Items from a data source
++++++

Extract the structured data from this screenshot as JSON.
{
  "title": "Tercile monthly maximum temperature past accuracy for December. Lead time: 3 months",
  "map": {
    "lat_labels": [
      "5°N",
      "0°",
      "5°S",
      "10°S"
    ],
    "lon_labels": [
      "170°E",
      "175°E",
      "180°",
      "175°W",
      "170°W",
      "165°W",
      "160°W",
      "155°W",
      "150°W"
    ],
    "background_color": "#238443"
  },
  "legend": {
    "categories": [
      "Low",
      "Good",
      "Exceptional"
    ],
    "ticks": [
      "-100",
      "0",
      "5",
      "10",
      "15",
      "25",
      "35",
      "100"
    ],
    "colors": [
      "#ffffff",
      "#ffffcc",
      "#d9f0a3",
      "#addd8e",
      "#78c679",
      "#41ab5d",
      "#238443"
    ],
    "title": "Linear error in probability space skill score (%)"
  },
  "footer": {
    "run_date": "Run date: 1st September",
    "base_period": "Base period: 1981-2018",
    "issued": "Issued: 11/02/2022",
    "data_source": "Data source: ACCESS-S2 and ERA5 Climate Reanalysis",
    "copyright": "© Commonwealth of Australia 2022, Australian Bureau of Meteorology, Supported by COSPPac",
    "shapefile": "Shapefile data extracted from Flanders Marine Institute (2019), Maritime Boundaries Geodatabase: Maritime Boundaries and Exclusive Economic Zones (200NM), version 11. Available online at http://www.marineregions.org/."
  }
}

++++++

INSTRUCTIONS FOR THE TASK: All of the lines above need to be given again exactly.

RESULT BELOW:
Extract the structured data from this screenshot as JSON.
{
  "title": "Tercile monthly maximum temperature past accuracy for December. Lead time: 3 months",
  "map": {
    "lat_labels": [
      "5°N",
      "0°",
      "5°S",
      "10°S"
    ],
    "lon_labels": [
      "170°E",
      "175°E",
      "180°",
      "175°W",
      "170°W",
      "165°W",
      "160°W",
      "155°W",
      "150°W"
    ],
    "background_color": "#238443"
  },
  "legend": {
    "categories": [
      "Low",
      "Good",
      "Exceptional"
    ],
    "ticks": [
      "-100",
      "0",
      "5",
      "10",
      "15",
      "25",
      "35",
      "100"
    ],
    "colors": [
      "#ffffff",
      "#ffffcc",
      "#d9f0a3",
      "#addd8e",
      "#78c679",
      "#41ab5d",
      "#238443"
    ],
    "title": "Linear error in probability space skill score (%)"
  },
  "footer": {
    "run_date": "Run date: 1st September",
    "base_period": "Base period: 1981-2018",
    "issued": "Issued: 11/02/2022",
    "data_source": "Data source: ACCESS-S2 and ERA5 Climate Reanalysis",
    "copyright": "© Commonwealth of Australia 2022, Australian Bureau of Meteorology, Supported by COSPPac",
    "shapefile": "Shapefile data extracted from Flanders Marine Institute (2019), Maritime Boundaries Geodatabase: Maritime Boundaries and Exclusive Economic Zones (200NM), version 11. Available online at http://www.marineregions.org/."
  }
}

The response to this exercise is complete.